● **ÉNONCÉ DU PROBLÈME**
Reprenez le passage ci-dessous sur la séparation de l'âme et du corps à la mort, et poursuivez-le à partir de sa dernière phrase.

● **TEXTE CITÉ**
▽

LI.
L'œuvre de la mort est assez connue; elle sépare l'âme d'avec le corps, mais pour laisser à l'âme cette immortalité que plusieurs, faute d'être instruits par Dieu, défendent faiblement. Telle est même l'indigence de leurs raisonnements, qu'ils veulent nous persuader que certaines âmes demeurent attachées au corps, même après la |99 mort. C'est dans ce sens que Platon, quoiqu'il envoie immédiatement au ciel les âmes qu'il lui plaît, nous parle néanmoins, dans sa République1, du cadavre d'un homme laissé sans sépulture, mais qui se conserva longtemps sans se corrompre, parce que l'âme ne l'avait pas abandonné. C'est dans ce sens que Démocrite remarque que les ongles et les cheveux croissent pendant quelque temps dans le tombeau. Or, la qualité de l'air peut avoir arrêté la dissolution de ce corps. En effet, ne se peut-il pas qu'un air plus brûlant, qu'un sol plus imprégné de sel, que la substance du corps elle-même, plus desséchée, enfin que le genre de mort, eussent enlevé d'avance à la corruption tous ses éléments? Quant aux ongles, comme ils sont l'origine des nerfs, il ne faut pas s'étonner que, dans la résolution et l'allongement des nerfs, ils s'allongent eux-mêmes, et paraissent s'étendre de plus en plus à mesure que la chair s'affaiblit. Les cheveux sont alimentés aussi par la cervelle, qui doit à son rempart secret de résister plus long-temps. D'ailleurs, chez les vivants eux-mêmes, la chevelure abonde ou disparaît suivant l'abondance de la cervelle. Tu as le témoignage des médecins.

△

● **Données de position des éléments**
▽

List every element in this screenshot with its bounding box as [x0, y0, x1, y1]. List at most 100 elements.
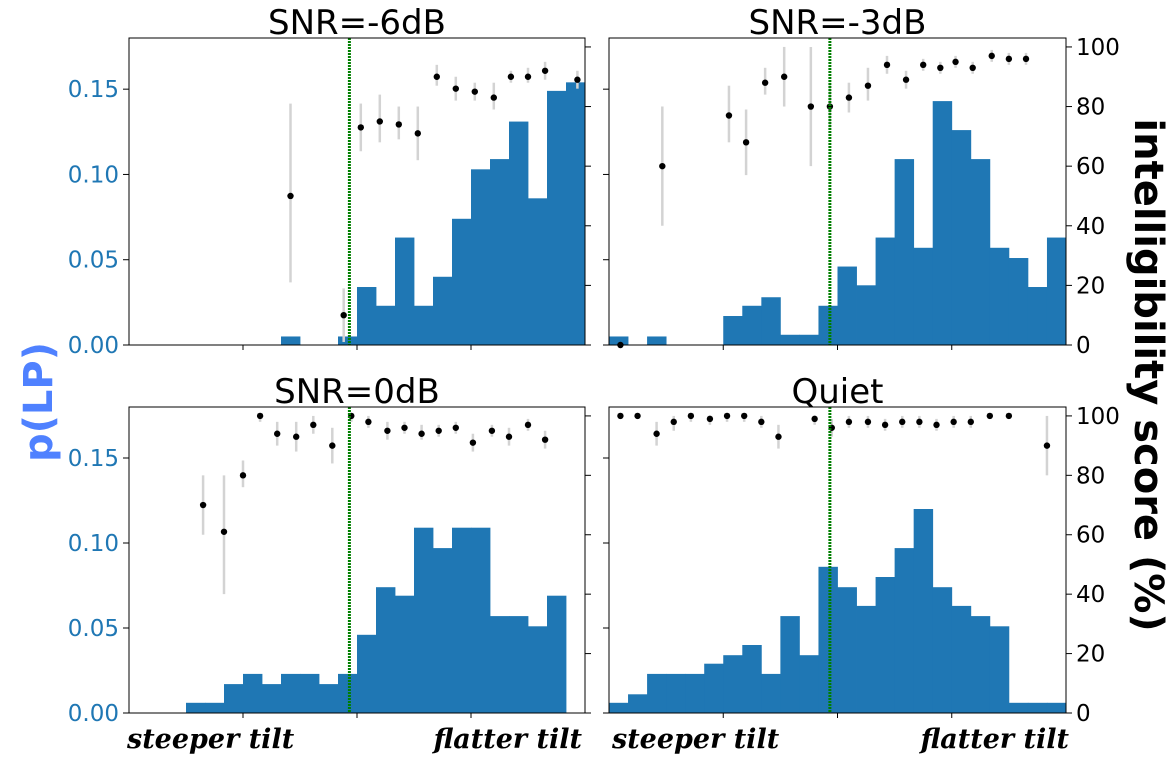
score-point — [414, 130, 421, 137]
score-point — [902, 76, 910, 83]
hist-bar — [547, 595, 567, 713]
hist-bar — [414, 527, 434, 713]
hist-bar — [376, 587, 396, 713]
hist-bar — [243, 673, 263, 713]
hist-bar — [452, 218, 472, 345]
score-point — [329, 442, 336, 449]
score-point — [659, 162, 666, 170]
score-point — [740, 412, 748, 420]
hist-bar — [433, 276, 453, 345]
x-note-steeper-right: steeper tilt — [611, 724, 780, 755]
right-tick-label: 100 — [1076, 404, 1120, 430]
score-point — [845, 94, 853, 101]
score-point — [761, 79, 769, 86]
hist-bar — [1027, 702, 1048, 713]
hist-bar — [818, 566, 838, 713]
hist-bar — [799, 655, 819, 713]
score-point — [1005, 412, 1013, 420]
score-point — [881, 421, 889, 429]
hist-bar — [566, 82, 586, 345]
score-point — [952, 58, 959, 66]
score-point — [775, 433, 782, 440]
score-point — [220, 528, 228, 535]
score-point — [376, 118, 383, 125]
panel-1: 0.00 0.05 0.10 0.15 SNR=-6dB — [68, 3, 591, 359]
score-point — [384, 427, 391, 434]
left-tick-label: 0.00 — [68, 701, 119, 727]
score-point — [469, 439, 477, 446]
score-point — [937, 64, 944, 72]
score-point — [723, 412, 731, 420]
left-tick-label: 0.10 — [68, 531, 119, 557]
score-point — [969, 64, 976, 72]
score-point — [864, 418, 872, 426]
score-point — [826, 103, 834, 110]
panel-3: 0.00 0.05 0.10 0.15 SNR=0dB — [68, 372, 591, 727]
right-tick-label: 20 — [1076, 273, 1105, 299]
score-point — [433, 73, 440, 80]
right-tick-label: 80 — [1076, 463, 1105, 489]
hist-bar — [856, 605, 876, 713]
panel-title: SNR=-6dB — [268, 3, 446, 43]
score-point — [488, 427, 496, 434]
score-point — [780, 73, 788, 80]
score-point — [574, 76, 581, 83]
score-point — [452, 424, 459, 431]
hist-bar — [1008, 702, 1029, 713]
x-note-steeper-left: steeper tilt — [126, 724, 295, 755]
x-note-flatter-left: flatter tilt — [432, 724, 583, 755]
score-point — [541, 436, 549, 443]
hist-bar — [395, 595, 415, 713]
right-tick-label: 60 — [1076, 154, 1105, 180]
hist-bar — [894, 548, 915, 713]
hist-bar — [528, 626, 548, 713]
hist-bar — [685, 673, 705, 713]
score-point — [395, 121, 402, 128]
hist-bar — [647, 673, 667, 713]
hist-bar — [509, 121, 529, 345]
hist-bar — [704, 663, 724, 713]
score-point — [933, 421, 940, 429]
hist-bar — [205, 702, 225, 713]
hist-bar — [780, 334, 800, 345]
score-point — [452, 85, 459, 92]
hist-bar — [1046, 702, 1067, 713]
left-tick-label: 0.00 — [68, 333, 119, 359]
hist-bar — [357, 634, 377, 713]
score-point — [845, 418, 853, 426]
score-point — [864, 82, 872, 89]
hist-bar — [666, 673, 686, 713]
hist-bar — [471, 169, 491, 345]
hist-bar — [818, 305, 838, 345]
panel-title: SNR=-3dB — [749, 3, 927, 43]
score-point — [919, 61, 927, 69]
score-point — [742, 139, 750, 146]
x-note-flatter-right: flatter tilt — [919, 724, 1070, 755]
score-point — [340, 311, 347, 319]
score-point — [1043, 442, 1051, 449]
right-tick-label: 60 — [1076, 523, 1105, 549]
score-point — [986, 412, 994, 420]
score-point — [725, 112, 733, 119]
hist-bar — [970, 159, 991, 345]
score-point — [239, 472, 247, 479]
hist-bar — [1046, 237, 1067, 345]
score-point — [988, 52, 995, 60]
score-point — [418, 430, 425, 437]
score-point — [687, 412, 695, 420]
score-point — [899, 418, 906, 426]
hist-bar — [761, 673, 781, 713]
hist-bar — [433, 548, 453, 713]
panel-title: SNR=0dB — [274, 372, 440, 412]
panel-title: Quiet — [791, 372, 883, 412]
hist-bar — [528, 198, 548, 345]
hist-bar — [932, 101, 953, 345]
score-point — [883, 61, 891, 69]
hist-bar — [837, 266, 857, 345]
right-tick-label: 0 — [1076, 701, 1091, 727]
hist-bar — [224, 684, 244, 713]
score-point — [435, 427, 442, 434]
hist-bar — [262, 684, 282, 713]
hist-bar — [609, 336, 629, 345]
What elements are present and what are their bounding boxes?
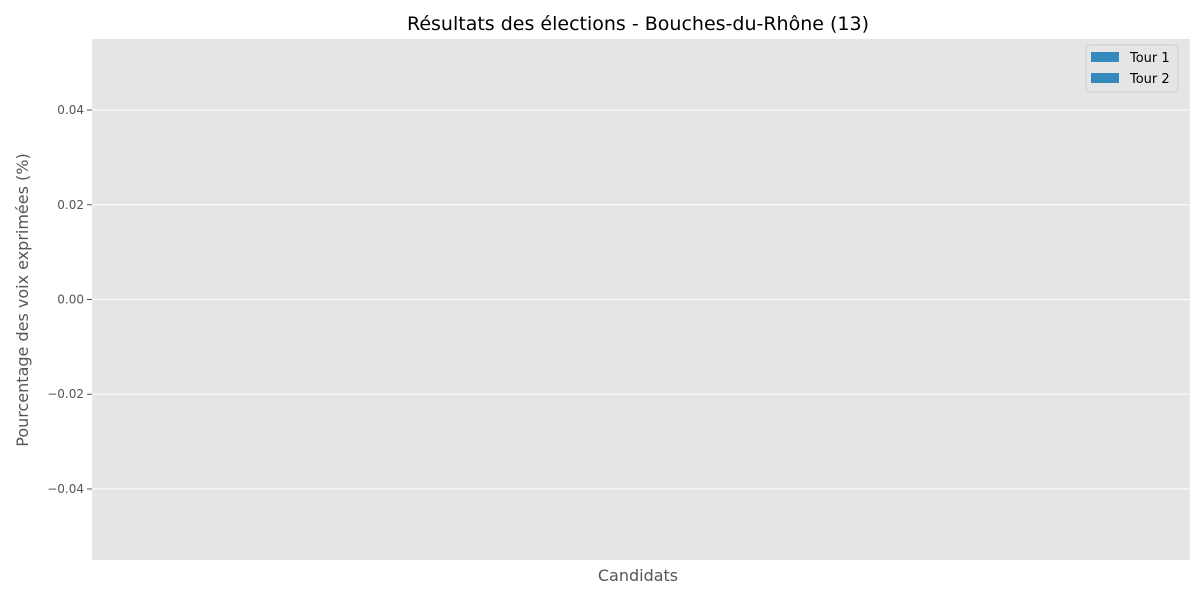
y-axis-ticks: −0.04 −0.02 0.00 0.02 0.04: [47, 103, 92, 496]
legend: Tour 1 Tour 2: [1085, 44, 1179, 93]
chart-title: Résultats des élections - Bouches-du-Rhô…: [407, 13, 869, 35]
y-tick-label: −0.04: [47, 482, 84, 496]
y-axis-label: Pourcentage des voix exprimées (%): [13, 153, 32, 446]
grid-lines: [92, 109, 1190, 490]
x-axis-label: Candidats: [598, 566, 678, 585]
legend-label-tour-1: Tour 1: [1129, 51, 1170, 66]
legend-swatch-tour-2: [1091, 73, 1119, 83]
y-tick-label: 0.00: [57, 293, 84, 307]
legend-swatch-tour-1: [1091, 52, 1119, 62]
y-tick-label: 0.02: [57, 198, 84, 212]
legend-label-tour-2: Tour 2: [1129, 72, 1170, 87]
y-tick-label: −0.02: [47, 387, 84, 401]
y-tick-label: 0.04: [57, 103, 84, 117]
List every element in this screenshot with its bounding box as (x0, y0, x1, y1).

△

● **RÉSULTAT CI-DESSOUS**
Il y a plus. Il est certain qu'il ne demeure pas la moindre parcelle de l'âme dans le corps, condamné lui-même à disparaître un jour, aussitôt que le temps aura détruit tout le théâtre de ce corps. Voilà pourquoi quelques-uns ne veulent pas qu'on lui rende les honneurs funèbres par le feu, afin d'épagner le superflu de l'âme. Mais cette piété a son principe dans une autre cause qui, loin de ménager les restes de l'âme, a en horreur cette cruauté, même à l'égard du corps lui seul, parce que ce corps humain n'a pas mérité la barbarie de ce supplice.
D'ailleurs, l'âme étant indivisible, puisqu'elle est immortelle, nous oblige à croire que la mort est indivisible, |100 survenant indivisiblement pour l'âme, non pas en tant qu'immortelle, mais en tant qu'indivisible. Or, la mort se divisera si l'âme se divise aussi, le superflu de l'âme devant mourir un jour: ainsi une portion de la mort demeurera avec une portion de l'âme. Qu'il existe des vestiges de cette opinion, je ne l'ignore pas. Je l'ai appris par l'exemple d'un des miens. J'ai connu une femme, née de parents chrétiens, morte dans la fleur de l'âge et de la beauté, peu de temps après un mariage unique. Elle s'était endormie dans la paix du Seigneur. Avant que l'on procédât à sa sépulture, au moment où le prêtre prononçait les prières, au premier souffle de l'oraison, elle écarta les mains de sa poitrine, les croisa dans l'attitude d'une suppliante, et ne les laissa retomber à leur place qu'après que les prières eurent été achevées.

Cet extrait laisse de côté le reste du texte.